WRITTEN REQUEST | Write out the whole listing again, exactly.

LISTED ENTRIES |
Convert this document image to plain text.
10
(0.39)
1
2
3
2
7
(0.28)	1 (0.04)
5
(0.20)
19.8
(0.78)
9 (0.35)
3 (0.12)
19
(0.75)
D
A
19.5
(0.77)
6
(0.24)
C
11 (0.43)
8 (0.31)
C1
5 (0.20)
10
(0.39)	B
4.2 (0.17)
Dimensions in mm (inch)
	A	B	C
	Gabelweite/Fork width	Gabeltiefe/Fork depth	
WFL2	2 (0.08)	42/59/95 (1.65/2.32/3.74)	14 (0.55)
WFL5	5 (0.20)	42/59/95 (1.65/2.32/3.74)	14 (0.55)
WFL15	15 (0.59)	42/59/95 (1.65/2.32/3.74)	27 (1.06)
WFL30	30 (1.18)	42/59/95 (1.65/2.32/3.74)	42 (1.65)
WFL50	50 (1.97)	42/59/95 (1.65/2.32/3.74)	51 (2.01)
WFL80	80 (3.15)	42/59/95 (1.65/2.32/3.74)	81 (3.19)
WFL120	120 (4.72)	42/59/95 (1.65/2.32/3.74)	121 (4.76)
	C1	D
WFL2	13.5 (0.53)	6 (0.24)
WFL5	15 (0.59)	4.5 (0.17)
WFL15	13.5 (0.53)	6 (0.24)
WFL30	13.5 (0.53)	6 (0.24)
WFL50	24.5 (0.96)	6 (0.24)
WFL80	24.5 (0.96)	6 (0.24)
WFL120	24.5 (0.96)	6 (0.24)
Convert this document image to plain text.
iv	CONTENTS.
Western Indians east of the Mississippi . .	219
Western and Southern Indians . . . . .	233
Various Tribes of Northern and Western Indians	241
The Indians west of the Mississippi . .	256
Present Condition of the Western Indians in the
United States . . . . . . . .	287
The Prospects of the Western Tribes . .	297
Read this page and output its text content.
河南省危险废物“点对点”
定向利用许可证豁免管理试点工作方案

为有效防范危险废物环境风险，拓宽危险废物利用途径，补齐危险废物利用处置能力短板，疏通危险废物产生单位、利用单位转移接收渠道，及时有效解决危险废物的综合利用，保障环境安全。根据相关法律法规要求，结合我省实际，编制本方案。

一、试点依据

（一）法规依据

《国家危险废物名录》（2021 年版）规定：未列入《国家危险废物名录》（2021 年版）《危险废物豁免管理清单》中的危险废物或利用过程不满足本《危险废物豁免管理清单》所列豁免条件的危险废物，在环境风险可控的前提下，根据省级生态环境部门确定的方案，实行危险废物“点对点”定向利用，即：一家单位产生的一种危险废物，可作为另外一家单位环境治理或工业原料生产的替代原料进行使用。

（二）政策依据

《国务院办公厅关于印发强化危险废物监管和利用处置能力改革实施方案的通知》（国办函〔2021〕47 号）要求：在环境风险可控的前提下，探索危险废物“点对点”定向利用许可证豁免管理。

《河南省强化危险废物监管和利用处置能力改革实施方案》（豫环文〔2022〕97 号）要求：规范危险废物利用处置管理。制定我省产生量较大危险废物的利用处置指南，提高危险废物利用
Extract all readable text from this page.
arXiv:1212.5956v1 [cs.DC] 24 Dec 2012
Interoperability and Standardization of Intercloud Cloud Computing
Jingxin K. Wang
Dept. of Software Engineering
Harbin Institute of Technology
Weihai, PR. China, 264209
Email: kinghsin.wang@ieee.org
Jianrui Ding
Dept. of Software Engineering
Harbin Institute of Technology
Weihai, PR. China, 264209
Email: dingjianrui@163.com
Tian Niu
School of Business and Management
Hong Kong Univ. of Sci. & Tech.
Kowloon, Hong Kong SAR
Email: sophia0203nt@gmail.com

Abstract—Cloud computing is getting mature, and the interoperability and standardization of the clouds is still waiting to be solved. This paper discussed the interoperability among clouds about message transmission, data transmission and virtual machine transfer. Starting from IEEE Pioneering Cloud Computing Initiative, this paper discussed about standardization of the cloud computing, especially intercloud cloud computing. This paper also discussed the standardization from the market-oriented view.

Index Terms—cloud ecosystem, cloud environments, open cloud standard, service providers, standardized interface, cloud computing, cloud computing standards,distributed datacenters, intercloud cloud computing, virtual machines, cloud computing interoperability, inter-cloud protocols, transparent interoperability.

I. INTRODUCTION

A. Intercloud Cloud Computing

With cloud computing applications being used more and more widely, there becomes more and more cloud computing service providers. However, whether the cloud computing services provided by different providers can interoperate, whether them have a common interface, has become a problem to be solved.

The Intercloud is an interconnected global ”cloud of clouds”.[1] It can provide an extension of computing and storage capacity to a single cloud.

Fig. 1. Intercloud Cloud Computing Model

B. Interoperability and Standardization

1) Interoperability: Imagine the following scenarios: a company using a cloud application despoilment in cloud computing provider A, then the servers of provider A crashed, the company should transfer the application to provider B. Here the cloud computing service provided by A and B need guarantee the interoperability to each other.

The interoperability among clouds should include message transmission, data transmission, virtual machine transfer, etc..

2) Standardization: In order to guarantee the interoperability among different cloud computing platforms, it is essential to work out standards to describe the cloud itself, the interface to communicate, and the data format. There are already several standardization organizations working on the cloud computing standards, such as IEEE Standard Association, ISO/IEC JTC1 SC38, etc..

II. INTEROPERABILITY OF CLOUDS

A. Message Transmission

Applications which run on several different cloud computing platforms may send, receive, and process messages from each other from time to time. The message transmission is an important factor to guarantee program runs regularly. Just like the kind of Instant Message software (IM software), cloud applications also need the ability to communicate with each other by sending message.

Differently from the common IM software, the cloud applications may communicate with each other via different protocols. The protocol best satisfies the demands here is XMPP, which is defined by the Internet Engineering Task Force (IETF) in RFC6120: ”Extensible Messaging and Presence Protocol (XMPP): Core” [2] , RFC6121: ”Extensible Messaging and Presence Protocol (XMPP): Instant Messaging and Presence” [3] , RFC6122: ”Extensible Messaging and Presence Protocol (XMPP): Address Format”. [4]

RESULT BELOW |
Convert this document image to plain text.
10
(0.39)
1
2
3
2
7
(0.28)	1 (0.04)
5
(0.20)
19.8
(0.78)
9 (0.35)
3 (0.12)
19
(0.75)
D
A
19.5
(0.77)
6
(0.24)
C
11 (0.43)
8 (0.31)
C1
5 (0.20)
10
(0.39)	B
4.2 (0.17)
Dimensions in mm (inch)
	A	B	C
	Gabelweite/Fork width	Gabeltiefe/Fork depth	
WFL2	2 (0.08)	42/59/95 (1.65/2.32/3.74)	14 (0.55)
WFL5	5 (0.20)	42/59/95 (1.65/2.32/3.74)	14 (0.55)
WFL15	15 (0.59)	42/59/95 (1.65/2.32/3.74)	27 (1.06)
WFL30	30 (1.18)	42/59/95 (1.65/2.32/3.74)	42 (1.65)
WFL50	50 (1.97)	42/59/95 (1.65/2.32/3.74)	51 (2.01)
WFL80	80 (3.15)	42/59/95 (1.65/2.32/3.74)	81 (3.19)
WFL120	120 (4.72)	42/59/95 (1.65/2.32/3.74)	121 (4.76)
	C1	D
WFL2	13.5 (0.53)	6 (0.24)
WFL5	15 (0.59)	4.5 (0.17)
WFL15	13.5 (0.53)	6 (0.24)
WFL30	13.5 (0.53)	6 (0.24)
WFL50	24.5 (0.96)	6 (0.24)
WFL80	24.5 (0.96)	6 (0.24)
WFL120	24.5 (0.96)	6 (0.24)
Convert this document image to plain text.
iv	CONTENTS.
Western Indians east of the Mississippi . .	219
Western and Southern Indians . . . . .	233
Various Tribes of Northern and Western Indians	241
The Indians west of the Mississippi . .	256
Present Condition of the Western Indians in the
United States . . . . . . . .	287
The Prospects of the Western Tribes . .	297
Read this page and output its text content.
河南省危险废物“点对点”
定向利用许可证豁免管理试点工作方案

为有效防范危险废物环境风险，拓宽危险废物利用途径，补齐危险废物利用处置能力短板，疏通危险废物产生单位、利用单位转移接收渠道，及时有效解决危险废物的综合利用，保障环境安全。根据相关法律法规要求，结合我省实际，编制本方案。

一、试点依据

（一）法规依据

《国家危险废物名录》（2021 年版）规定：未列入《国家危险废物名录》（2021 年版）《危险废物豁免管理清单》中的危险废物或利用过程不满足本《危险废物豁免管理清单》所列豁免条件的危险废物，在环境风险可控的前提下，根据省级生态环境部门确定的方案，实行危险废物“点对点”定向利用，即：一家单位产生的一种危险废物，可作为另外一家单位环境治理或工业原料生产的替代原料进行使用。

（二）政策依据

《国务院办公厅关于印发强化危险废物监管和利用处置能力改革实施方案的通知》（国办函〔2021〕47 号）要求：在环境风险可控的前提下，探索危险废物“点对点”定向利用许可证豁免管理。

《河南省强化危险废物监管和利用处置能力改革实施方案》（豫环文〔2022〕97 号）要求：规范危险废物利用处置管理。制定我省产生量较大危险废物的利用处置指南，提高危险废物利用
Extract all readable text from this page.
arXiv:1212.5956v1 [cs.DC] 24 Dec 2012
Interoperability and Standardization of Intercloud Cloud Computing
Jingxin K. Wang
Dept. of Software Engineering
Harbin Institute of Technology
Weihai, PR. China, 264209
Email: kinghsin.wang@ieee.org
Jianrui Ding
Dept. of Software Engineering
Harbin Institute of Technology
Weihai, PR. China, 264209
Email: dingjianrui@163.com
Tian Niu
School of Business and Management
Hong Kong Univ. of Sci. & Tech.
Kowloon, Hong Kong SAR
Email: sophia0203nt@gmail.com

Abstract—Cloud computing is getting mature, and the interoperability and standardization of the clouds is still waiting to be solved. This paper discussed the interoperability among clouds about message transmission, data transmission and virtual machine transfer. Starting from IEEE Pioneering Cloud Computing Initiative, this paper discussed about standardization of the cloud computing, especially intercloud cloud computing. This paper also discussed the standardization from the market-oriented view.

Index Terms—cloud ecosystem, cloud environments, open cloud standard, service providers, standardized interface, cloud computing, cloud computing standards,distributed datacenters, intercloud cloud computing, virtual machines, cloud computing interoperability, inter-cloud protocols, transparent interoperability.

I. INTRODUCTION

A. Intercloud Cloud Computing

With cloud computing applications being used more and more widely, there becomes more and more cloud computing service providers. However, whether the cloud computing services provided by different providers can interoperate, whether them have a common interface, has become a problem to be solved.

The Intercloud is an interconnected global ”cloud of clouds”.[1] It can provide an extension of computing and storage capacity to a single cloud.

Fig. 1. Intercloud Cloud Computing Model

B. Interoperability and Standardization

1) Interoperability: Imagine the following scenarios: a company using a cloud application despoilment in cloud computing provider A, then the servers of provider A crashed, the company should transfer the application to provider B. Here the cloud computing service provided by A and B need guarantee the interoperability to each other.

The interoperability among clouds should include message transmission, data transmission, virtual machine transfer, etc..

2) Standardization: In order to guarantee the interoperability among different cloud computing platforms, it is essential to work out standards to describe the cloud itself, the interface to communicate, and the data format. There are already several standardization organizations working on the cloud computing standards, such as IEEE Standard Association, ISO/IEC JTC1 SC38, etc..

II. INTEROPERABILITY OF CLOUDS

A. Message Transmission

Applications which run on several different cloud computing platforms may send, receive, and process messages from each other from time to time. The message transmission is an important factor to guarantee program runs regularly. Just like the kind of Instant Message software (IM software), cloud applications also need the ability to communicate with each other by sending message.

Differently from the common IM software, the cloud applications may communicate with each other via different protocols. The protocol best satisfies the demands here is XMPP, which is defined by the Internet Engineering Task Force (IETF) in RFC6120: ”Extensible Messaging and Presence Protocol (XMPP): Core” [2] , RFC6121: ”Extensible Messaging and Presence Protocol (XMPP): Instant Messaging and Presence” [3] , RFC6122: ”Extensible Messaging and Presence Protocol (XMPP): Address Format”. [4]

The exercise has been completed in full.